Task instructions: Look for the string "Francia" and copy every line that has it.

Supplied data:
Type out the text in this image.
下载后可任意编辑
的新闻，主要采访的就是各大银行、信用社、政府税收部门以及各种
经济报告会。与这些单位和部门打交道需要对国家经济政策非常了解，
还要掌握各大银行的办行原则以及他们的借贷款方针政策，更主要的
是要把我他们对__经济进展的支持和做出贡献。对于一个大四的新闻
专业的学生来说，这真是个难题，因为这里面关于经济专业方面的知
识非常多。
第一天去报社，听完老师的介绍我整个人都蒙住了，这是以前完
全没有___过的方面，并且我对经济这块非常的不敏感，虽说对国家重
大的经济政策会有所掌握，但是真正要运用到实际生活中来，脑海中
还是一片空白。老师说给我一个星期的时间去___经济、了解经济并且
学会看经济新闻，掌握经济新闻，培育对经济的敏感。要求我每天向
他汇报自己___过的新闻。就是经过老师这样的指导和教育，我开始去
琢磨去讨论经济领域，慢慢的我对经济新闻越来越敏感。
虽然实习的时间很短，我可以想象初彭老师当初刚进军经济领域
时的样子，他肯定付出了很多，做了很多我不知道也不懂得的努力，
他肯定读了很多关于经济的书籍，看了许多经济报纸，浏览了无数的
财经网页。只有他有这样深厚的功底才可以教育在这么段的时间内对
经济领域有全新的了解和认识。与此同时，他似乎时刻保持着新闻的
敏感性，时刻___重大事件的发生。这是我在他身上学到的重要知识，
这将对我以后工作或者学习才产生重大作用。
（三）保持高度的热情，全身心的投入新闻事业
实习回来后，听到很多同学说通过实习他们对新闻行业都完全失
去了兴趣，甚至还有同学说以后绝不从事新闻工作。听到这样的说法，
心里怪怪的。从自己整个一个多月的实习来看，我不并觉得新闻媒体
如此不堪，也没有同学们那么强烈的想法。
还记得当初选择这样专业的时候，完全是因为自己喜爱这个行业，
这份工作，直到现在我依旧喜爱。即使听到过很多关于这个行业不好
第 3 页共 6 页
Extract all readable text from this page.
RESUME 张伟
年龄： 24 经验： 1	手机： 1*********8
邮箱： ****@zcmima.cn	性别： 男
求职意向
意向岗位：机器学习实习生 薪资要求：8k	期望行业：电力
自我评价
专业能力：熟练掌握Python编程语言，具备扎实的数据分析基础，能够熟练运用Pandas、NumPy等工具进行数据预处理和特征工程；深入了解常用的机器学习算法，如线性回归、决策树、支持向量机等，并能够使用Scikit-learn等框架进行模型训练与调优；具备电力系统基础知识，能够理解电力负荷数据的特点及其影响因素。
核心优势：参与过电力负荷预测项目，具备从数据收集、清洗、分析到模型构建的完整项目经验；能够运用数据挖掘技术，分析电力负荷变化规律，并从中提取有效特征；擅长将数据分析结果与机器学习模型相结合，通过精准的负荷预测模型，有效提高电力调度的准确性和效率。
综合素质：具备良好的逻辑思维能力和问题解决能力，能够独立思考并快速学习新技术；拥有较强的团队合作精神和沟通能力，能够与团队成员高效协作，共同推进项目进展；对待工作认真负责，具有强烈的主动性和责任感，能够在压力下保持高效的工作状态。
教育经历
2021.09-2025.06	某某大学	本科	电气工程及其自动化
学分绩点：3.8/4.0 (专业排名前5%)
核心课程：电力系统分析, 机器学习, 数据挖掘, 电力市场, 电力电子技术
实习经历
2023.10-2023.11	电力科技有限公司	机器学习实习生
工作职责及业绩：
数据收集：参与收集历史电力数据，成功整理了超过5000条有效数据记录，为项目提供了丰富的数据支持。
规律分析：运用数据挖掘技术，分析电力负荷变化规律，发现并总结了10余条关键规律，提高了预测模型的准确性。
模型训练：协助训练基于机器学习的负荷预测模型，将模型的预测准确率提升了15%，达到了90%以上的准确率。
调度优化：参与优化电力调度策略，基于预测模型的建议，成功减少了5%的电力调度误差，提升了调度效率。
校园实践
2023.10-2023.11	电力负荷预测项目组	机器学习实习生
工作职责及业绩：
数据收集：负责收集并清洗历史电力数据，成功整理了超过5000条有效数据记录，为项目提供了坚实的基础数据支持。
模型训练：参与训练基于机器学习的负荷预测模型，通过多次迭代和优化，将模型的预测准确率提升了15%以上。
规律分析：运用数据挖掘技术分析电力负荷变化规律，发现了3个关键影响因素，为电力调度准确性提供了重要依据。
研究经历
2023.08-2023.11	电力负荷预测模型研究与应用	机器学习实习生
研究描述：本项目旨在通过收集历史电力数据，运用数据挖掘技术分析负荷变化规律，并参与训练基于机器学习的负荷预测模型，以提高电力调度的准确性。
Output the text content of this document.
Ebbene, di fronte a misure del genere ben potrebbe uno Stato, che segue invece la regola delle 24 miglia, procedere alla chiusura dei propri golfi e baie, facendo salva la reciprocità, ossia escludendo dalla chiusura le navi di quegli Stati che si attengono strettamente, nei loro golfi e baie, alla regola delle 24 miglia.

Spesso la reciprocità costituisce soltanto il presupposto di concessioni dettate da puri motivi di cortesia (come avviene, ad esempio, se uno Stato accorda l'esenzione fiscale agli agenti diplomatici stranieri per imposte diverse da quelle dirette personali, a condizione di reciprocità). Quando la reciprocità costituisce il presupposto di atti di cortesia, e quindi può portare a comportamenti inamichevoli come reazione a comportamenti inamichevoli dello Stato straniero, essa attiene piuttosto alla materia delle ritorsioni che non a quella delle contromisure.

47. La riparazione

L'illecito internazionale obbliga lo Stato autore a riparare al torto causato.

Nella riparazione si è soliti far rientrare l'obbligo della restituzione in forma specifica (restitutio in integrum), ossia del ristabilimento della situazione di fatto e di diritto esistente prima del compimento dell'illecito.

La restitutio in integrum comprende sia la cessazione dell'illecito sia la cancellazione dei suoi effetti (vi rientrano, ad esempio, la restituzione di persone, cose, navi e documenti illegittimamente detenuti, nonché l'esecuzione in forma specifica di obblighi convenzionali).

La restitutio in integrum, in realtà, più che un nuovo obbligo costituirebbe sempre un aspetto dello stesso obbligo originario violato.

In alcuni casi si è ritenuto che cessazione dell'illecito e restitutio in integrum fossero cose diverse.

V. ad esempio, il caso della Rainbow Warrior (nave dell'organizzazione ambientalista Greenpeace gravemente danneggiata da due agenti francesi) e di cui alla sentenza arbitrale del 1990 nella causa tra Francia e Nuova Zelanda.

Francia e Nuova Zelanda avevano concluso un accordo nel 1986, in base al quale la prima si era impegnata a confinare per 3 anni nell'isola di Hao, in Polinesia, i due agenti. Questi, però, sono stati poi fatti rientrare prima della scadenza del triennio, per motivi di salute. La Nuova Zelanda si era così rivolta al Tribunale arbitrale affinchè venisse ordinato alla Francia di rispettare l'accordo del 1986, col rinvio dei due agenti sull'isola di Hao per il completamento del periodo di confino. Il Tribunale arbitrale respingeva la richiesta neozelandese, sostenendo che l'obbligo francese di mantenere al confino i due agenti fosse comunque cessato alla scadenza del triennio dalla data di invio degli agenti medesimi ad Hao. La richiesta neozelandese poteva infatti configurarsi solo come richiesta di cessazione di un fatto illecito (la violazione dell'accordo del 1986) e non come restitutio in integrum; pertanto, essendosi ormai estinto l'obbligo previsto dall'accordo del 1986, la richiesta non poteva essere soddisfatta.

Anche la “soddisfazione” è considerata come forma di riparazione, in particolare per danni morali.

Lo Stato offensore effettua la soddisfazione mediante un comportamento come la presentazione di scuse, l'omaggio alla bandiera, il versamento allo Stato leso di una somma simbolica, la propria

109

Response for this exercise:
V. ad esempio, il caso della Rainbow Warrior (nave dell'organizzazione ambientalista Greenpeace gravemente danneggiata da due agenti francesi) e di cui alla sentenza arbitrale del 1990 nella causa tra Francia e Nuova Zelanda.
Francia e Nuova Zelanda avevano concluso un accordo nel 1986, in base al quale la prima si era impegnata a confinare per 3 anni nell'isola di Hao, in Polinesia, i due agenti. Questi, però, sono stati poi fatti rientrare prima della scadenza del triennio, per motivi di salute. La Nuova Zelanda si era così rivolta al Tribunale arbitrale affinchè venisse ordinato alla Francia di rispettare l'accordo del 1986, col rinvio dei due agenti sull'isola di Hao per il completamento del periodo di confino. Il Tribunale arbitrale respingeva la richiesta neozelandese, sostenendo che l'obbligo francese di mantenere al confino i due agenti fosse comunque cessato alla scadenza del triennio dalla data di invio degli agenti medesimi ad Hao. La richiesta neozelandese poteva infatti configurarsi solo come richiesta di cessazione di un fatto illecito (la violazione dell'accordo del 1986) e non come restitutio in integrum; pertanto, essendosi ormai estinto l'obbligo previsto dall'accordo del 1986, la richiesta non poteva essere soddisfatta.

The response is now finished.